• RECORD EXCERPTS:
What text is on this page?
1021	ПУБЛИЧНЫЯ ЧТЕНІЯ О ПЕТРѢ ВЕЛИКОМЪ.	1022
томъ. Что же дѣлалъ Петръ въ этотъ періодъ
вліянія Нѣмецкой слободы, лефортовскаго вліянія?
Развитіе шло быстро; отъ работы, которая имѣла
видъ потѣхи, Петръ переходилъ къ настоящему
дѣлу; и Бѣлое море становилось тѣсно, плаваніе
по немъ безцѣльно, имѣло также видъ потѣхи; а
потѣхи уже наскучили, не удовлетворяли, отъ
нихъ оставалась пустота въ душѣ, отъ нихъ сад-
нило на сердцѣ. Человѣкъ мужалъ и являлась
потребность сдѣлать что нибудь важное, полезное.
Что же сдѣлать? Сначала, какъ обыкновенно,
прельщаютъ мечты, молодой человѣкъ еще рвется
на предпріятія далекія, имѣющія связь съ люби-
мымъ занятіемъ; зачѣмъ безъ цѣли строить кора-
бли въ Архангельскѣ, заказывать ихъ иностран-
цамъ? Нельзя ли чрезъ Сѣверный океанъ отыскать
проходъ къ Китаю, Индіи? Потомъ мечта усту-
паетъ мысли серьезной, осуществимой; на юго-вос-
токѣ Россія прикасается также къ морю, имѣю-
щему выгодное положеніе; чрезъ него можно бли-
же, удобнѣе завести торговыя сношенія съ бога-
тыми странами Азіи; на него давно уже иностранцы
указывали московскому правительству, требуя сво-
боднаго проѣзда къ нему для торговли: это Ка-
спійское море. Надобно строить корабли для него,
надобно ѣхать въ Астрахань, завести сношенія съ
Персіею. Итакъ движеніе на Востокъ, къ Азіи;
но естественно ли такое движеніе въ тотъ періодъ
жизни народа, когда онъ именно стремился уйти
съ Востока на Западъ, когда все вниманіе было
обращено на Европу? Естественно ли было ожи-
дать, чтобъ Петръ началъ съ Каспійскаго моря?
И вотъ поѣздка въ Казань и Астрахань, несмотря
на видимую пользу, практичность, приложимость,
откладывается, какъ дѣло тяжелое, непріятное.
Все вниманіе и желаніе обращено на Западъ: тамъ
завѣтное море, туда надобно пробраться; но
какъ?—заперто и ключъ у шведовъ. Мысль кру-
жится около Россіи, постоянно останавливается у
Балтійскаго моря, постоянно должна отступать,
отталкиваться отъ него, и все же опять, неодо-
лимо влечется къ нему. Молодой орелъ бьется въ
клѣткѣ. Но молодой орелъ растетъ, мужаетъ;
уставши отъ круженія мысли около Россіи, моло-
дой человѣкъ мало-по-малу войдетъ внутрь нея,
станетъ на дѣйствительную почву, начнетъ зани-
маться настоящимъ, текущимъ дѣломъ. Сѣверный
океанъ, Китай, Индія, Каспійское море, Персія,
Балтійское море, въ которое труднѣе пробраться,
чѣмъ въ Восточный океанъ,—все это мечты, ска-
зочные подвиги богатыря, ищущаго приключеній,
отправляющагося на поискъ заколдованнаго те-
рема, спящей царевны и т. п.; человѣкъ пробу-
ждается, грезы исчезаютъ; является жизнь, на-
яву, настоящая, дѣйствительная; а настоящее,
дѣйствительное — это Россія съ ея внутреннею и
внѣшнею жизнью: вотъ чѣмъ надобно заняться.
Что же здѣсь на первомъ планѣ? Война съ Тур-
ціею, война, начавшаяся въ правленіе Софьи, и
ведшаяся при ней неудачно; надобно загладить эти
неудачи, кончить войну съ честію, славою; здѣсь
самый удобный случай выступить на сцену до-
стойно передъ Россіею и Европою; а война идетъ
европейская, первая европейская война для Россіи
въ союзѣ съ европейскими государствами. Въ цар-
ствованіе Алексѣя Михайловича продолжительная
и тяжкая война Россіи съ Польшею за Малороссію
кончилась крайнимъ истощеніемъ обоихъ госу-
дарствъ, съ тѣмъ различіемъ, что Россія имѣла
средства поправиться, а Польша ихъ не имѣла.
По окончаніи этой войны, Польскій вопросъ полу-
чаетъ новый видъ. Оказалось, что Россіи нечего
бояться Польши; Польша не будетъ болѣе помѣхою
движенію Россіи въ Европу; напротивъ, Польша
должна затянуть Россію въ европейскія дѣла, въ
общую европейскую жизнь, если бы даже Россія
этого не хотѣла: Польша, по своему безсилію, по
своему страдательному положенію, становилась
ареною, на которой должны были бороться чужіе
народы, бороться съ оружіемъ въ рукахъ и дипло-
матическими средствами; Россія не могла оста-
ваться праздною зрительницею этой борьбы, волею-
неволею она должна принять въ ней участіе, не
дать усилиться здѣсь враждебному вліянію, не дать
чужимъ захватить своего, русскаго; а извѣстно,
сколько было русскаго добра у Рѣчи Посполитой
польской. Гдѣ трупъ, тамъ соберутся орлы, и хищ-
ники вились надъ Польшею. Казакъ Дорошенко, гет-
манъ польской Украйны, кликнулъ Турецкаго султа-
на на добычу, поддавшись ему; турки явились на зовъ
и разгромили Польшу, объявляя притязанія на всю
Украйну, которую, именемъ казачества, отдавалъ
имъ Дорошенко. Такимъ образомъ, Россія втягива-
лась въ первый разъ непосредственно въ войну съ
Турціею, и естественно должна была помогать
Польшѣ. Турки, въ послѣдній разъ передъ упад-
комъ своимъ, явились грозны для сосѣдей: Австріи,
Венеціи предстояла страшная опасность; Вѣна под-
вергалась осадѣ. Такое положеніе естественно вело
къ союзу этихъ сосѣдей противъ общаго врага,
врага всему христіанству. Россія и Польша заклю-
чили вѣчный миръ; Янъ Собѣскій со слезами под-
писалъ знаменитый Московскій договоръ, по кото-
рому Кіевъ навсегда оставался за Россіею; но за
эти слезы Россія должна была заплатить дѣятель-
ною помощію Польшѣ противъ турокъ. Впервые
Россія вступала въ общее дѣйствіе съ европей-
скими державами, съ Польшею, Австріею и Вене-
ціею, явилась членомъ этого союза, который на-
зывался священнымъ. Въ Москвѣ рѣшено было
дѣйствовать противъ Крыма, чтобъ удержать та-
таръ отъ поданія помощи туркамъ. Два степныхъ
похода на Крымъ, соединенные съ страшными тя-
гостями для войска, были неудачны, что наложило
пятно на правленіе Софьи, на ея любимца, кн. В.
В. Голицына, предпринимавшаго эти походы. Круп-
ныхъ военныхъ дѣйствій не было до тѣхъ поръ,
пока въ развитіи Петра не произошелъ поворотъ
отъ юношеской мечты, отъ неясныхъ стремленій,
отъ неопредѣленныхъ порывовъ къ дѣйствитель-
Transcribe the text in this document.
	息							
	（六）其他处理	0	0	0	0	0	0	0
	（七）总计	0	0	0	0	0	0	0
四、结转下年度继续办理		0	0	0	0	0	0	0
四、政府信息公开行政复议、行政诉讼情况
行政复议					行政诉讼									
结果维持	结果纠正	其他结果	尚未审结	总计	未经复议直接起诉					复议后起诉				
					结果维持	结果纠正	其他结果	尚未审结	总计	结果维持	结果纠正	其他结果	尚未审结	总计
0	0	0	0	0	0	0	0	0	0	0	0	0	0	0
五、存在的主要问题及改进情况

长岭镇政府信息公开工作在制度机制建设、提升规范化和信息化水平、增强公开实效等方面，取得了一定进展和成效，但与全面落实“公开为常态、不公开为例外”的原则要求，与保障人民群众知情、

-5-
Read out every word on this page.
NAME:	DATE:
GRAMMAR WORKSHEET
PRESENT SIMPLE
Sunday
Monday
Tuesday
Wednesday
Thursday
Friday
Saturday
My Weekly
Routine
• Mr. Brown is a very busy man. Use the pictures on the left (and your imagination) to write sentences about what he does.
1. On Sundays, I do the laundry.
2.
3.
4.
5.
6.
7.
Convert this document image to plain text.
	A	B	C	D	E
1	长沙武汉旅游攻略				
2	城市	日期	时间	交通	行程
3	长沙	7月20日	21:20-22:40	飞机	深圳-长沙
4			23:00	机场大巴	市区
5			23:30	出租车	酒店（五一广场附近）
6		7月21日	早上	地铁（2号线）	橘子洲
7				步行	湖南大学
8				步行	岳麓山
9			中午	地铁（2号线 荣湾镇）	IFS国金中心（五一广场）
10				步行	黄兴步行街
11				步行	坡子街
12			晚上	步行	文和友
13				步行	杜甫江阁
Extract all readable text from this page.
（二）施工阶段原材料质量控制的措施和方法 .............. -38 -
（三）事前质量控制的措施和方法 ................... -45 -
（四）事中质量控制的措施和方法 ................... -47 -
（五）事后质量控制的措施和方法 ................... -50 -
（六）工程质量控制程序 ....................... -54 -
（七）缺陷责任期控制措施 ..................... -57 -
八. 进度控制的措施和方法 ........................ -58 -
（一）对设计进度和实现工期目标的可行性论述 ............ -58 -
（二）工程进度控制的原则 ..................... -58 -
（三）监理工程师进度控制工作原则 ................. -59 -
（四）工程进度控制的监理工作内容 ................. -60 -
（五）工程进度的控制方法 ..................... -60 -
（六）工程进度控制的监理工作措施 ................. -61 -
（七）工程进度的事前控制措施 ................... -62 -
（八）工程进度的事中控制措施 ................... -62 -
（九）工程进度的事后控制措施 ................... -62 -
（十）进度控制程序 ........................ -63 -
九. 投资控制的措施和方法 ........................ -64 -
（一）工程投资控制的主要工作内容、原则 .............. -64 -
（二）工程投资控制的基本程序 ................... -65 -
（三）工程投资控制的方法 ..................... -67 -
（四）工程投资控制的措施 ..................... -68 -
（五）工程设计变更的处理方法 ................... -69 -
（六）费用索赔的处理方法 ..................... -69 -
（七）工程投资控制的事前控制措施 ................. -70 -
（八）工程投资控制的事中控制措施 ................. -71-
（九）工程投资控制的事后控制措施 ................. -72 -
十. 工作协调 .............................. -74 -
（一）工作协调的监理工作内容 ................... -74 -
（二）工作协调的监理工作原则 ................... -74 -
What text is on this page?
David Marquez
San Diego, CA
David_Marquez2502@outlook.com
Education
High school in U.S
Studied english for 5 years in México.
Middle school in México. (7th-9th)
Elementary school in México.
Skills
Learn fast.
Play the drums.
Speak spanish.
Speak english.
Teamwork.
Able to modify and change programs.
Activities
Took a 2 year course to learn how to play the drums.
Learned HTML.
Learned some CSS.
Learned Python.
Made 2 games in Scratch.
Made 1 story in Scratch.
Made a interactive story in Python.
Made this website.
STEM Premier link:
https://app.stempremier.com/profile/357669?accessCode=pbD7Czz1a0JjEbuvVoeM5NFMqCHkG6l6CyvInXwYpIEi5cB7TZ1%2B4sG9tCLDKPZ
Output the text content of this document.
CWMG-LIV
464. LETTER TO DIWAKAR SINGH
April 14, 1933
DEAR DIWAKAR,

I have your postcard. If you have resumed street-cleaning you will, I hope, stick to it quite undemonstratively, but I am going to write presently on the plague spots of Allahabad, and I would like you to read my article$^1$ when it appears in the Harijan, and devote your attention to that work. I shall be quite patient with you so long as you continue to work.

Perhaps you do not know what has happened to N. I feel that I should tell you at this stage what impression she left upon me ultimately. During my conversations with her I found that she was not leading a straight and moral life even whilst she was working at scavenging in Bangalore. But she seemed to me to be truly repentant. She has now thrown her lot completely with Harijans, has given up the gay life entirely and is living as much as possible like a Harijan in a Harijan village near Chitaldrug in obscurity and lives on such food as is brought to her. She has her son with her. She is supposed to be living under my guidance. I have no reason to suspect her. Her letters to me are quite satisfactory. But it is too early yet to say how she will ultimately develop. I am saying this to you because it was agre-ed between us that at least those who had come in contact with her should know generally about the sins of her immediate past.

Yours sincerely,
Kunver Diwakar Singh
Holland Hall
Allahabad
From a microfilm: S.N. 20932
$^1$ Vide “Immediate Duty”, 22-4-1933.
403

• WRITTEN TASK:
Scan the records above for the string "обращено", then select every line that holds it.

• FINISHED TASK:
обращено на Европу? Естественно ли было ожи-
Все вниманіе и желаніе обращено на Западъ: тамъ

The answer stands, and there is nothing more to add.